What you have to do:
Using the listing below, retype only the lines from the line with "Read this page and output its text content." through the end, both ends included, and exclude the pictures.
**** Record excerpts ****
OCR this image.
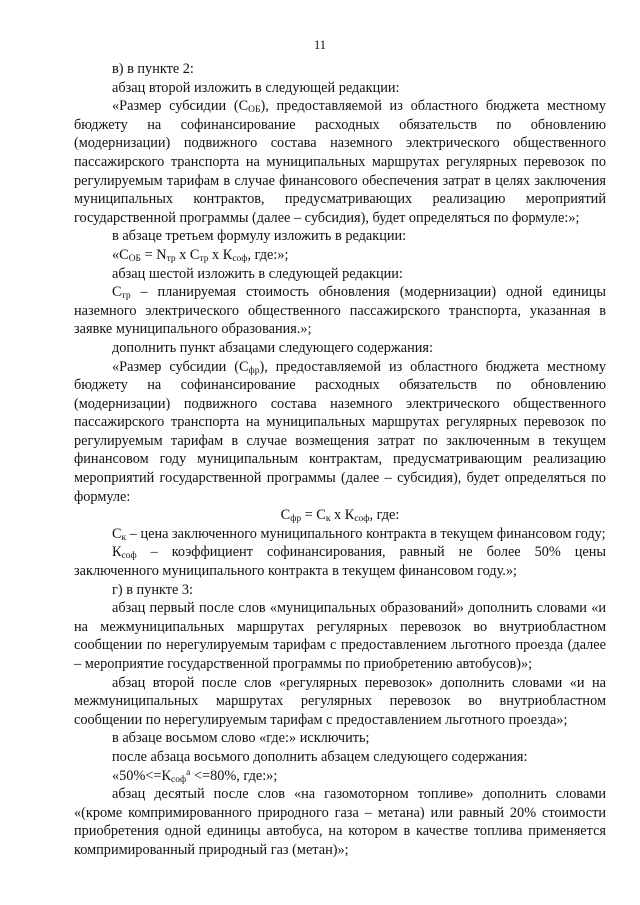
11

в) в пункте 2:

абзац второй изложить в следующей редакции:

«Размер субсидии $(С_{ОБ})$, предоставляемой из областного бюджета местному бюджету на софинансирование расходных обязательств по обновлению (модернизации) подвижного состава наземного электрического общественного пассажирского транспорта на муниципальных маршрутах регулярных перевозок по регулируемым тарифам в случае финансового обеспечения затрат в целях заключения муниципальных контрактов, предусматривающих реализацию мероприятий государственной программы (далее – субсидия), будет определяться по формуле:»;

в абзаце третьем формулу изложить в редакции:

«$С_{ОБ} = N_{тр}$ х $С_{тр}$ х $К_{соф}$, где:»;

абзац шестой изложить в следующей редакции:

$С_{тр}$ – планируемая стоимость обновления (модернизации) одной единицы наземного электрического общественного пассажирского транспорта, указанная в заявке муниципального образования.»;

дополнить пункт абзацами следующего содержания:

«Размер субсидии $(С_{фр})$, предоставляемой из областного бюджета местному бюджету на софинансирование расходных обязательств по обновлению (модернизации) подвижного состава наземного электрического общественного пассажирского транспорта на муниципальных маршрутах регулярных перевозок по регулируемым тарифам в случае возмещения затрат по заключенным в текущем финансовом году муниципальным контрактам, предусматривающим реализацию мероприятий государственной программы (далее – субсидия), будет определяться по формуле:

$С_{фр} = С_к$ х $К_{соф}$, где:

$С_к$ – цена заключенного муниципального контракта в текущем финансовом году;

$К_{соф}$ – коэффициент софинансирования, равный не более 50% цены заключенного муниципального контракта в текущем финансовом году.»;

г) в пункте 3:

абзац первый после слов «муниципальных образований» дополнить словами «и на межмуниципальных маршрутах регулярных перевозок во внутриобластном сообщении по нерегулируемым тарифам с предоставлением льготного проезда (далее – мероприятие государственной программы по приобретению автобусов)»;

абзац второй после слов «регулярных перевозок» дополнить словами «и на межмуниципальных маршрутах регулярных перевозок во внутриобластном сообщении по нерегулируемым тарифам с предоставлением льготного проезда»;

в абзаце восьмом слово «где:» исключить;

после абзаца восьмого дополнить абзацем следующего содержания:

«$50\%<=К_{соф}^а <=80\%$, где:»;

абзац десятый после слов «на газомоторном топливе» дополнить словами «(кроме компримированного природного газа – метана) или равный 20% стоимости приобретения одной единицы автобуса, на котором в качестве топлива применяется компримированный природный газ (метан)»;
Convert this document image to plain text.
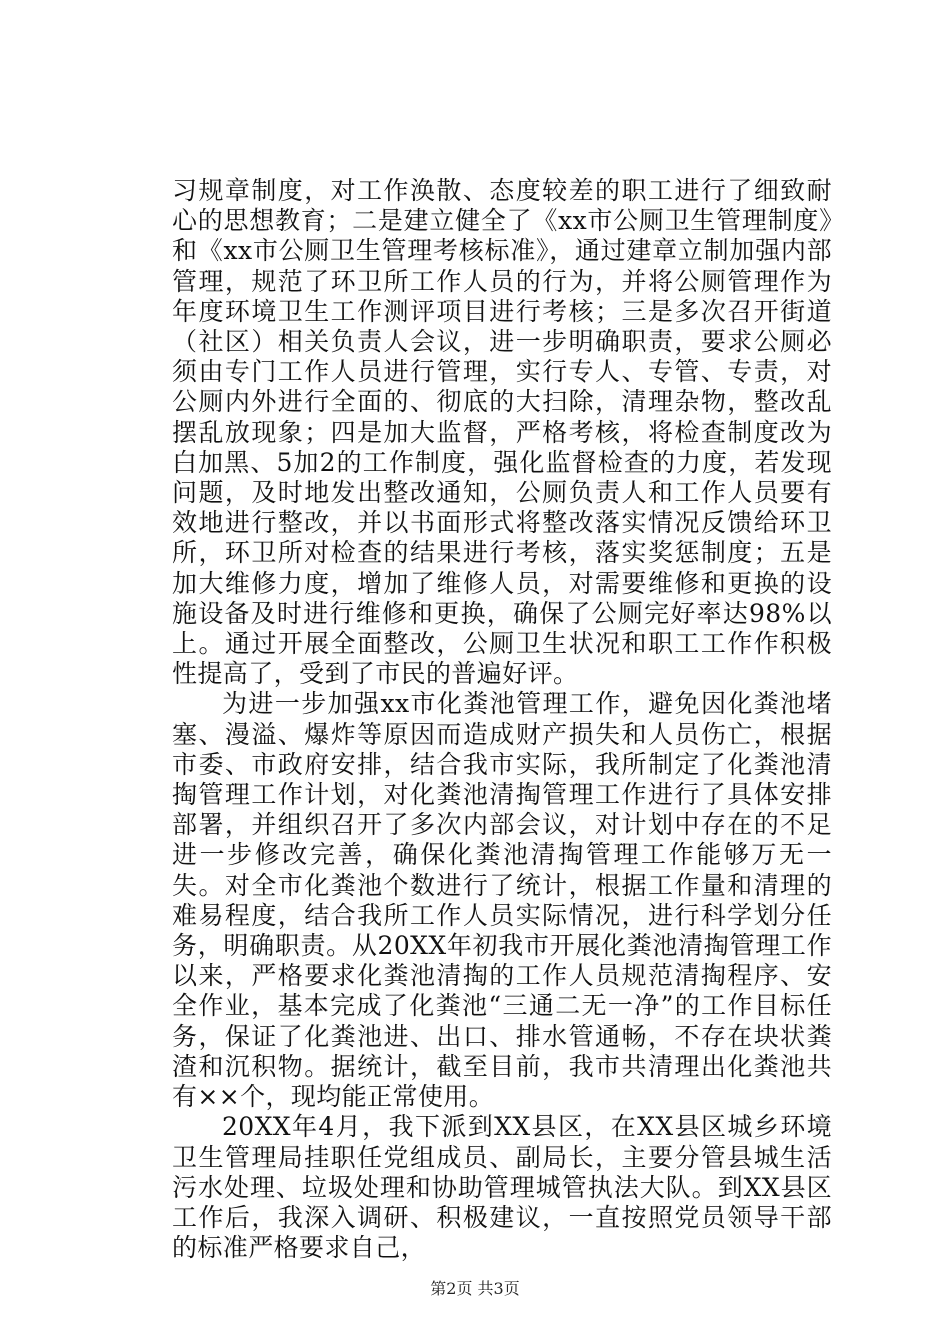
习规章制度，对工作涣散、态度较差的职工进行了细致耐心的思想教育；二是建立健全了《xx市公厕卫生管理制度》和《xx市公厕卫生管理考核标准》，通过建章立制加强内部管理，规范了环卫所工作人员的行为，并将公厕管理作为年度环境卫生工作测评项目进行考核；三是多次召开街道（社区）相关负责人会议，进一步明确职责，要求公厕必须由专门工作人员进行管理，实行专人、专管、专责，对公厕内外进行全面的、彻底的大扫除，清理杂物，整改乱摆乱放现象；四是加大监督，严格考核，将检查制度改为白加黑、5加2的工作制度，强化监督检查的力度，若发现问题，及时地发出整改通知，公厕负责人和工作人员要有效地进行整改，并以书面形式将整改落实情况反馈给环卫所，环卫所对检查的结果进行考核，落实奖惩制度；五是加大维修力度，增加了维修人员，对需要维修和更换的设施设备及时进行维修和更换，确保了公厕完好率达98%以上。通过开展全面整改，公厕卫生状况和职工工作作积极性提高了，受到了市民的普遍好评。

为进一步加强xx市化粪池管理工作，避免因化粪池堵塞、漫溢、爆炸等原因而造成财产损失和人员伤亡，根据市委、市政府安排，结合我市实际，我所制定了化粪池清掏管理工作计划，对化粪池清掏管理工作进行了具体安排部署，并组织召开了多次内部会议，对计划中存在的不足进一步修改完善，确保化粪池清掏管理工作能够万无一失。对全市化粪池个数进行了统计，根据工作量和清理的难易程度，结合我所工作人员实际情况，进行科学划分任务，明确职责。从20XX年初我市开展化粪池清掏管理工作以来，严格要求化粪池清掏的工作人员规范清掏程序、安全作业，基本完成了化粪池“三通二无一净”的工作目标任务，保证了化粪池进、出口、排水管通畅，不存在块状粪渣和沉积物。据统计，截至目前，我市共清理出化粪池共有××个，现均能正常使用。

20XX年4月，我下派到XX县区，在XX县区城乡环境卫生管理局挂职任党组成员、副局长，主要分管县城生活污水处理、垃圾处理和协助管理城管执法大队。到XX县区工作后，我深入调研、积极建议，一直按照党员领导干部的标准严格要求自己，

第2页 共3页
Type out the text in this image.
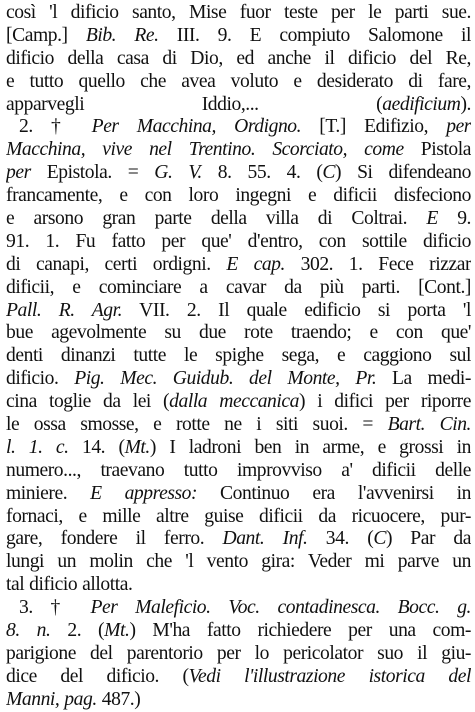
così 'l dificio santo, Mise fuor teste per le parti sue.
[Camp.] Bib. Re. III. 9. E compiuto Salomone il
dificio della casa di Dio, ed anche il dificio del Re,
e tutto quello che avea voluto e desiderato di fare,
apparvegli Iddio,... (aedificium).
2. † Per Macchina, Ordigno. [T.] Edifizio, per
Macchina, vive nel Trentino. Scorciato, come Pistola
per Epistola. = G. V. 8. 55. 4. (C) Si difendeano
francamente, e con loro ingegni e dificii disfeciono
e arsono gran parte della villa di Coltrai. E 9.
91. 1. Fu fatto per que' d'entro, con sottile dificio
di canapi, certi ordigni. E cap. 302. 1. Fece rizzar
dificii, e cominciare a cavar da più parti. [Cont.]
Pall. R. Agr. VII. 2. Il quale edificio si porta 'l
bue agevolmente su due rote traendo; e con que'
denti dinanzi tutte le spighe sega, e caggiono sul
dificio. Pig. Mec. Guidub. del Monte, Pr. La medi-
cina toglie da lei (dalla meccanica) i difici per riporre
le ossa smosse, e rotte ne i siti suoi. = Bart. Cin.
l. 1. c. 14. (Mt.) I ladroni ben in arme, e grossi in
numero..., traevano tutto improvviso a' dificii delle
miniere. E appresso: Continuo era l'avvenirsi in
fornaci, e mille altre guise dificii da ricuocere, pur-
gare, fondere il ferro. Dant. Inf. 34. (C) Par da
lungi un molin che 'l vento gira: Veder mi parve un
tal dificio allotta.
3. † Per Maleficio. Voc. contadinesca. Bocc. g.
8. n. 2. (Mt.) M'ha fatto richiedere per una com-
parigione del parentorio per lo pericolator suo il giu-
dice del dificio. (Vedi l'illustrazione istorica del
Manni, pag. 487.)
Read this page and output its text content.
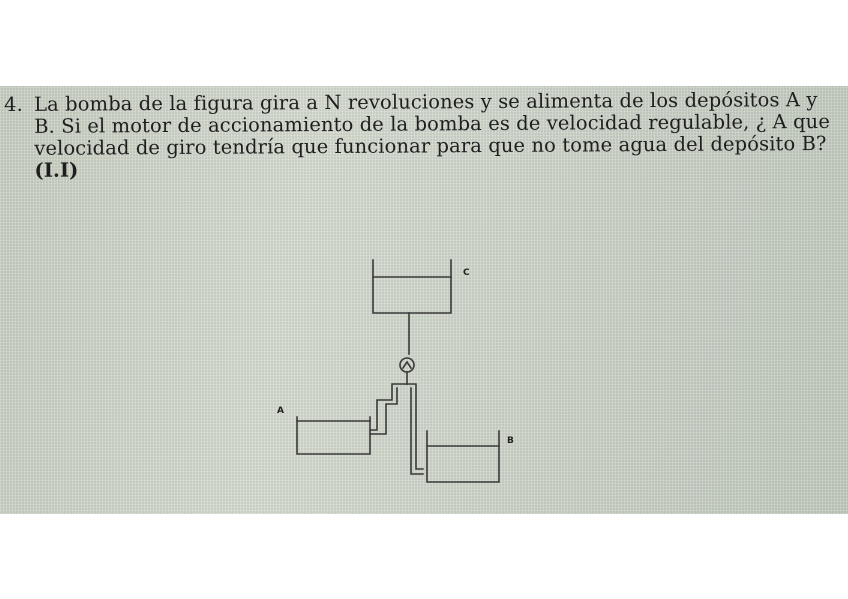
4. La bomba de la figura gira a N revoluciones y se alimenta de los depósitos A y
B. Si el motor de accionamiento de la bomba es de velocidad regulable, ¿ A que
velocidad de giro tendría que funcionar para que no tome agua del depósito B?
(I.I)
C
A
B
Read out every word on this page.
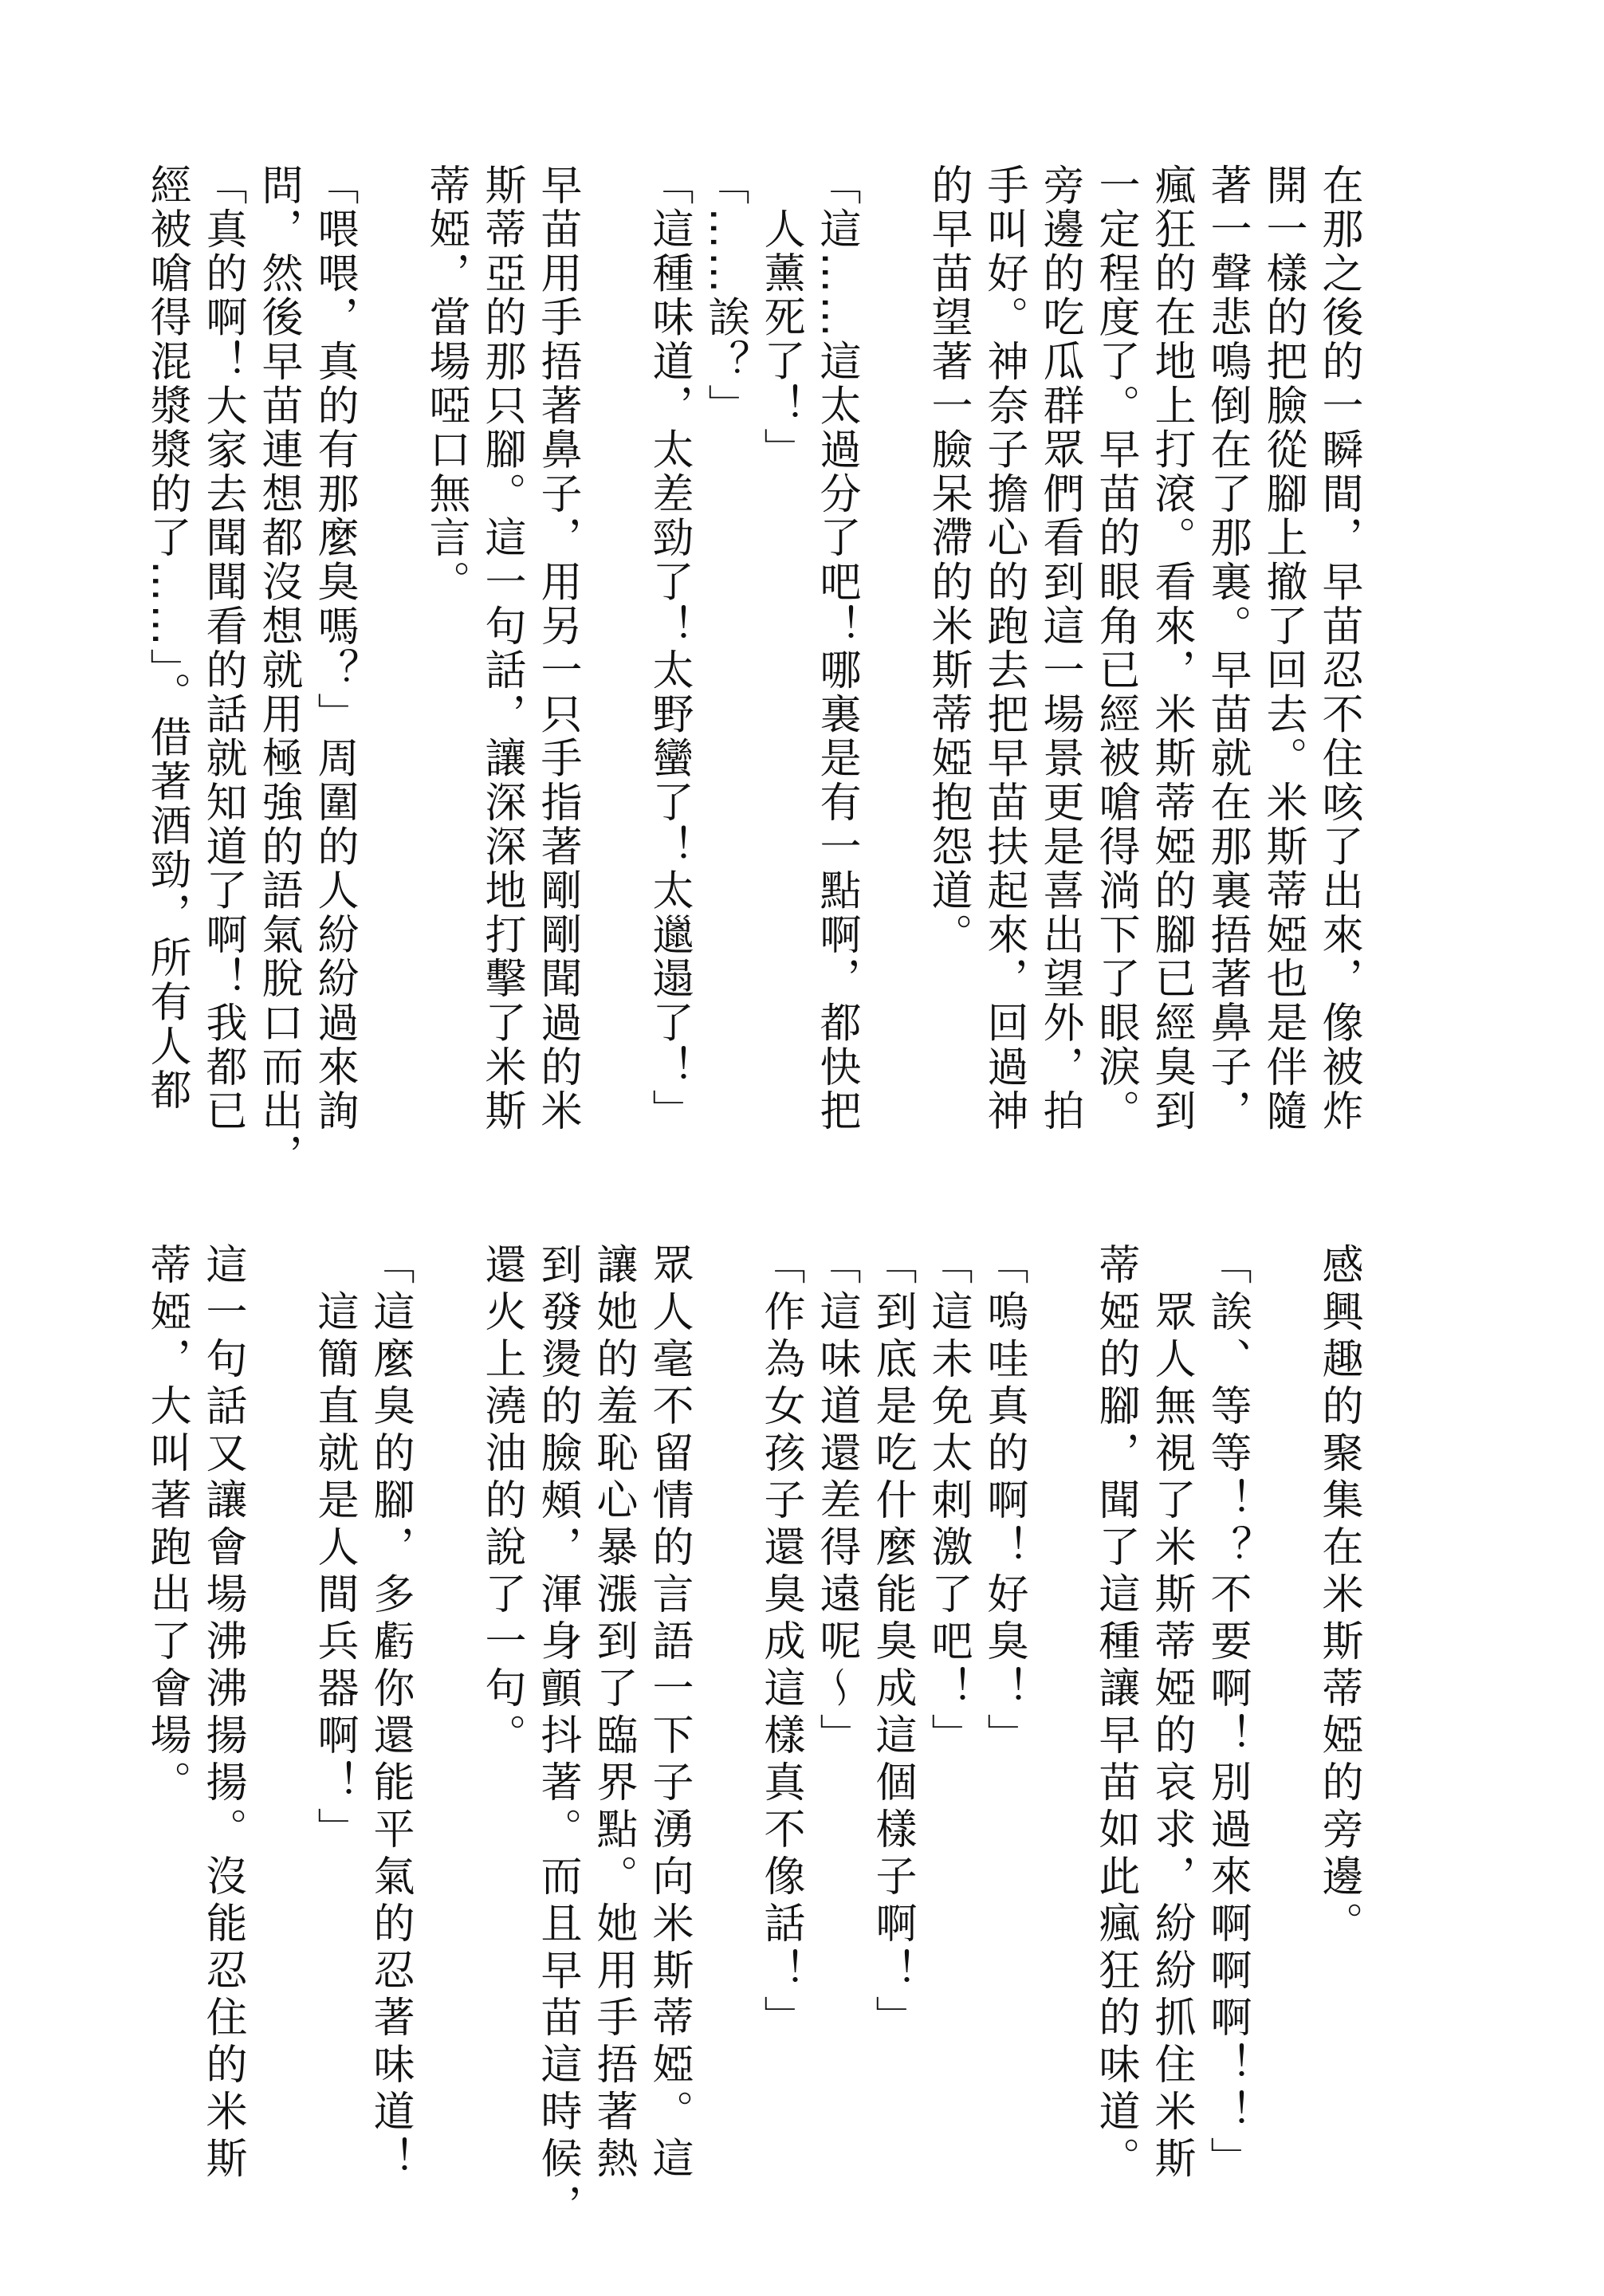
在那之後的一瞬間，早苗忍不住咳了出來，像被炸
開一樣的把臉從腳上撤了回去。米斯蒂婭也是伴隨
著一聲悲鳴倒在了那裏。早苗就在那裏捂著鼻子，
瘋狂的在地上打滾。看來，米斯蒂婭的腳已經臭到
一定程度了。早苗的眼角已經被嗆得淌下了眼淚。
旁邊的吃瓜群眾們看到這一場景更是喜出望外，拍
手叫好。神奈子擔心的跑去把早苗扶起來，回過神
的早苗望著一臉呆滯的米斯蒂婭抱怨道。
「這……這太過分了吧！哪裏是有一點啊，都快把
人薰死了！」
「……誒？」
「這種味道，太差勁了！太野蠻了！太邋遢了！」
早苗用手捂著鼻子，用另一只手指著剛剛聞過的米
斯蒂亞的那只腳。這一句話，讓深深地打擊了米斯
蒂婭，當場啞口無言。
「喂喂，真的有那麼臭嗎？」周圍的人紛紛過來詢
問，然後早苗連想都沒想就用極強的語氣脫口而出，
「真的啊！大家去聞聞看的話就知道了啊！我都已
經被嗆得混漿漿的了……」。借著酒勁，所有人都
感興趣的聚集在米斯蒂婭的旁邊。
「誒、等等！？不要啊！別過來啊啊啊！！」
眾人無視了米斯蒂婭的哀求，紛紛抓住米斯
蒂婭的腳，聞了這種讓早苗如此瘋狂的味道。
「嗚哇真的啊！好臭！」
「這未免太刺激了吧！」
「到底是吃什麼能臭成這個樣子啊！」
「這味道還差得遠呢～」
「作為女孩子還臭成這樣真不像話！」
眾人毫不留情的言語一下子湧向米斯蒂婭。這
讓她的羞恥心暴漲到了臨界點。她用手捂著熱
到發燙的臉頰，渾身顫抖著。而且早苗這時候，
還火上澆油的說了一句。
「這麼臭的腳，多虧你還能平氣的忍著味道！
這簡直就是人間兵器啊！」
這一句話又讓會場沸沸揚揚。沒能忍住的米斯
蒂婭，大叫著跑出了會場。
****
Answer to the problem:
Read this page and output its text content.
4. La bomba de la figura gira a N revoluciones y se alimenta de los depósitos A y
B. Si el motor de accionamiento de la bomba es de velocidad regulable, ¿ A que
velocidad de giro tendría que funcionar para que no tome agua del depósito B?
(I.I)
C
A
B
Read out every word on this page.
在那之後的一瞬間，早苗忍不住咳了出來，像被炸
開一樣的把臉從腳上撤了回去。米斯蒂婭也是伴隨
著一聲悲鳴倒在了那裏。早苗就在那裏捂著鼻子，
瘋狂的在地上打滾。看來，米斯蒂婭的腳已經臭到
一定程度了。早苗的眼角已經被嗆得淌下了眼淚。
旁邊的吃瓜群眾們看到這一場景更是喜出望外，拍
手叫好。神奈子擔心的跑去把早苗扶起來，回過神
的早苗望著一臉呆滯的米斯蒂婭抱怨道。
「這……這太過分了吧！哪裏是有一點啊，都快把
人薰死了！」
「……誒？」
「這種味道，太差勁了！太野蠻了！太邋遢了！」
早苗用手捂著鼻子，用另一只手指著剛剛聞過的米
斯蒂亞的那只腳。這一句話，讓深深地打擊了米斯
蒂婭，當場啞口無言。
「喂喂，真的有那麼臭嗎？」周圍的人紛紛過來詢
問，然後早苗連想都沒想就用極強的語氣脫口而出，
「真的啊！大家去聞聞看的話就知道了啊！我都已
經被嗆得混漿漿的了……」。借著酒勁，所有人都
感興趣的聚集在米斯蒂婭的旁邊。
「誒、等等！？不要啊！別過來啊啊啊！！」
眾人無視了米斯蒂婭的哀求，紛紛抓住米斯
蒂婭的腳，聞了這種讓早苗如此瘋狂的味道。
「嗚哇真的啊！好臭！」
「這未免太刺激了吧！」
「到底是吃什麼能臭成這個樣子啊！」
「這味道還差得遠呢～」
「作為女孩子還臭成這樣真不像話！」
眾人毫不留情的言語一下子湧向米斯蒂婭。這
讓她的羞恥心暴漲到了臨界點。她用手捂著熱
到發燙的臉頰，渾身顫抖著。而且早苗這時候，
還火上澆油的說了一句。
「這麼臭的腳，多虧你還能平氣的忍著味道！
這簡直就是人間兵器啊！」
這一句話又讓會場沸沸揚揚。沒能忍住的米斯
蒂婭，大叫著跑出了會場。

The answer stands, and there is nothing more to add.